──────── INPUT MATERIAL ────────
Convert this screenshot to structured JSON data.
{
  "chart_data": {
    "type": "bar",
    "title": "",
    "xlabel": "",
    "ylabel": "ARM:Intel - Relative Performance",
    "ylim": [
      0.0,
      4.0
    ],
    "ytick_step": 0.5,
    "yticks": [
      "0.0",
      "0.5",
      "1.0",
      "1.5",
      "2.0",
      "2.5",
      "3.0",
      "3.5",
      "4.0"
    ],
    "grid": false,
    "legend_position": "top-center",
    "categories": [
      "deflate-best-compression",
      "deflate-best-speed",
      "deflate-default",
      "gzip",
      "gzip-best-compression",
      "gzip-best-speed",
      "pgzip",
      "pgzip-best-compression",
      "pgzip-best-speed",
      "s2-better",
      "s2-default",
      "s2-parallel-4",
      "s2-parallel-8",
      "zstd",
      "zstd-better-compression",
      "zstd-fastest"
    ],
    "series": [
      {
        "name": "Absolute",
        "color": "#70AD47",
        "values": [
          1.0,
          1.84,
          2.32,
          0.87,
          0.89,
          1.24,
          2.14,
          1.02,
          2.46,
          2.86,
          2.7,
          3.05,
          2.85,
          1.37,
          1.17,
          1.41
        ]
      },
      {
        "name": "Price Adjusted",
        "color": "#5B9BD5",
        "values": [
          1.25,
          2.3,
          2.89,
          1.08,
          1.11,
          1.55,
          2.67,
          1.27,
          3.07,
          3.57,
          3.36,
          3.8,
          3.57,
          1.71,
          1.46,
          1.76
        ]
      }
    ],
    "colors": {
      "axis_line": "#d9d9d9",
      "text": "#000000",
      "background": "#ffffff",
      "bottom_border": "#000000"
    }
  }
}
────────
EXERCISE OBJECTIVE –
Every line in the data above that contains "speed" needs to be copied.

OUTPUT OF THE TASK –
      "deflate-best-speed",
      "gzip-best-speed",
      "pgzip-best-speed",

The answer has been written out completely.